* WHAT YOU WILL DO
Sift the material for lines containing "JSON", and return them.

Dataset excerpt
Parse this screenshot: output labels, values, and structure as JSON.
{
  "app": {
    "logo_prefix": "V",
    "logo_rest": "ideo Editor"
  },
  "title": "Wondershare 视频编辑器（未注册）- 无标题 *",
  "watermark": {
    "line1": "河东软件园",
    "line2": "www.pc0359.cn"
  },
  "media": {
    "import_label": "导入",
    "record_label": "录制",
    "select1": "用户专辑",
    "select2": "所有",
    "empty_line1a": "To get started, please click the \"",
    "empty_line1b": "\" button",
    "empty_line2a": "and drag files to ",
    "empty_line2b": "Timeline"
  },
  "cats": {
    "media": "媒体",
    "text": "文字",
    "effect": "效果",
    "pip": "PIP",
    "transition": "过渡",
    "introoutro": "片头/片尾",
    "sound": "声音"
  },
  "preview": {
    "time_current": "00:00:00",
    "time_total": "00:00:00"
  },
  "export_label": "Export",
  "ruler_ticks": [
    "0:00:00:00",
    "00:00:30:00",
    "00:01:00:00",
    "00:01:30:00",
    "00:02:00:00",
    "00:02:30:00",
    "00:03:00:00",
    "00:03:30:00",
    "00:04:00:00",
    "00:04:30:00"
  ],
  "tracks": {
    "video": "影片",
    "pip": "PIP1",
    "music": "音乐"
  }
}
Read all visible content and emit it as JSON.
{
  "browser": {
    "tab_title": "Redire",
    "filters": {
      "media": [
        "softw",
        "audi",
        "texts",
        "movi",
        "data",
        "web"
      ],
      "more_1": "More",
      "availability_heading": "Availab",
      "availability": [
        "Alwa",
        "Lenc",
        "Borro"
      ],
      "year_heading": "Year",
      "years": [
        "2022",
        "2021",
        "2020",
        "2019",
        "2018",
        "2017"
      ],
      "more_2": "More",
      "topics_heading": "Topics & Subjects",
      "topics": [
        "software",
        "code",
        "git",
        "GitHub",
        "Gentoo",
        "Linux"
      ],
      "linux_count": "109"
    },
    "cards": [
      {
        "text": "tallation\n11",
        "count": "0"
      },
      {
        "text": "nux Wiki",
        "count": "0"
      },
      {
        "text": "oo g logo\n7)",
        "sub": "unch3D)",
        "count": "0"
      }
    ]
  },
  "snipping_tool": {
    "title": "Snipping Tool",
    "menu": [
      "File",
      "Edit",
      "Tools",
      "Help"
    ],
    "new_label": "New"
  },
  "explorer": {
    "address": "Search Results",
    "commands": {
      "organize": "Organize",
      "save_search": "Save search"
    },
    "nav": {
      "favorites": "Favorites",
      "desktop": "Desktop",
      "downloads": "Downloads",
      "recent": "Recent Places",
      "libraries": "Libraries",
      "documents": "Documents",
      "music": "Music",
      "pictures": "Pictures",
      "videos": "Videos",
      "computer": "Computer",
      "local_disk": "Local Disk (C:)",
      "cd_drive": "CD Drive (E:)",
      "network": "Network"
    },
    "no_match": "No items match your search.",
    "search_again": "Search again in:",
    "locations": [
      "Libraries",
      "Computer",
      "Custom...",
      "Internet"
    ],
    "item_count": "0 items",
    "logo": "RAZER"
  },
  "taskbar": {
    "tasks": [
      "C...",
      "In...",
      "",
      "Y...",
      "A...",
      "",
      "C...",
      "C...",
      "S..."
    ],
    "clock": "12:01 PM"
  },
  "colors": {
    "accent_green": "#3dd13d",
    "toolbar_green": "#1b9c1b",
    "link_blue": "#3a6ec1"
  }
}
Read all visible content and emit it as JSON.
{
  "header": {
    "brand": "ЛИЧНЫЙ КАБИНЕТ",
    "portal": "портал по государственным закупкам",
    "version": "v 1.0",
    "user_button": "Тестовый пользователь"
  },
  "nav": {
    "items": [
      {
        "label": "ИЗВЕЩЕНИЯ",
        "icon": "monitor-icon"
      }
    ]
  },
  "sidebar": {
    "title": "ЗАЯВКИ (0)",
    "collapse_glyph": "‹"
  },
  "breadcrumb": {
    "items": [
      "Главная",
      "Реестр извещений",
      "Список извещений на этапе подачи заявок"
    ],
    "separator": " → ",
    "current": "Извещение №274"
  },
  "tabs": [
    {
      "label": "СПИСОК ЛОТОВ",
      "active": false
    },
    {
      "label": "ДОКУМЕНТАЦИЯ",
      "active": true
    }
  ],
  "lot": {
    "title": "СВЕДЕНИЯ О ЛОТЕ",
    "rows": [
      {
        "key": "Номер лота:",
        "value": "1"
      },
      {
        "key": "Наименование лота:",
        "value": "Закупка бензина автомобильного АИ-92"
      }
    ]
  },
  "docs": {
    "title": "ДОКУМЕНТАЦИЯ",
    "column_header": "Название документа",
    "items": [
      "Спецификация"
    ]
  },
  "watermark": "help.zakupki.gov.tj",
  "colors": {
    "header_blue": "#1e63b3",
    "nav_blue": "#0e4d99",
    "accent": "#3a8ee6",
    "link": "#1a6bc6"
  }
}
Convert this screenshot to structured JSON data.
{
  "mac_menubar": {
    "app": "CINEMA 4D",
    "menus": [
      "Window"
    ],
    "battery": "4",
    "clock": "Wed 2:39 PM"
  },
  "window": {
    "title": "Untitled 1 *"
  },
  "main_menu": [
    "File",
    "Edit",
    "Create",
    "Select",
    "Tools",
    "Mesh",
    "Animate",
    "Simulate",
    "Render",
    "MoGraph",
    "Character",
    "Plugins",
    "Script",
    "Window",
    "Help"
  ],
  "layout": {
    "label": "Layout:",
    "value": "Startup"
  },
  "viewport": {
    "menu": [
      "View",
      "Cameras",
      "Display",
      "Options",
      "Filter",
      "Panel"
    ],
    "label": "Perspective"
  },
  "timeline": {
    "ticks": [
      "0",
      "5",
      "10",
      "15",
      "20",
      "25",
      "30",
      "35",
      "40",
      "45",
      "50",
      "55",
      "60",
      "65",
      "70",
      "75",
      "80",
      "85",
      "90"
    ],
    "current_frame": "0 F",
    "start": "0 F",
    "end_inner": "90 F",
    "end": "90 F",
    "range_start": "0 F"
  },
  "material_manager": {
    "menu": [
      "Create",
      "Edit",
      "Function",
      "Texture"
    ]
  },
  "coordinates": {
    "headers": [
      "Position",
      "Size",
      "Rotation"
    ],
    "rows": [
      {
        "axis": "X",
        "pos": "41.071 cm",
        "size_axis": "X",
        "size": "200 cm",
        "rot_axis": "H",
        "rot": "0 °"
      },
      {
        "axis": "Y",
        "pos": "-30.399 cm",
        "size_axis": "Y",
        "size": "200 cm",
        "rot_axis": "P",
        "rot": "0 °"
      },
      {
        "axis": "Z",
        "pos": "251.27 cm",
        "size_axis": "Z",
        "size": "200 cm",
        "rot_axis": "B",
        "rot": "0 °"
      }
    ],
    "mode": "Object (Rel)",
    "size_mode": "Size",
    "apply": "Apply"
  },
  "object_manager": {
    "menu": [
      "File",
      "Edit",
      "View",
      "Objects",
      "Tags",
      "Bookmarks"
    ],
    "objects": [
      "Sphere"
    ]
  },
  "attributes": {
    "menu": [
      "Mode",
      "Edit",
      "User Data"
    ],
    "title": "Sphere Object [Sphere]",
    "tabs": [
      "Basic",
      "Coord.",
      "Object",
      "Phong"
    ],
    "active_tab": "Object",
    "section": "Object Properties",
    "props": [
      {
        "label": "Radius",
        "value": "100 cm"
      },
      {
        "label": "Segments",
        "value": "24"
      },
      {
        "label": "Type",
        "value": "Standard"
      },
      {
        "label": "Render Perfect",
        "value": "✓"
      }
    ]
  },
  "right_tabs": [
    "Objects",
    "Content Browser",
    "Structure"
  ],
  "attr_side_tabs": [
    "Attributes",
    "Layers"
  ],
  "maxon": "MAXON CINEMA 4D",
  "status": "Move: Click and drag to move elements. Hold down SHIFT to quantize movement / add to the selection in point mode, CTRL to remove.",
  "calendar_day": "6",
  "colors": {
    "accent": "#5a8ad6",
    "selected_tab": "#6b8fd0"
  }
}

* REPLY
Parse this screenshot: output labels, values, and structure as JSON.
Read all visible content and emit it as JSON.
Read all visible content and emit it as JSON.
Convert this screenshot to structured JSON data.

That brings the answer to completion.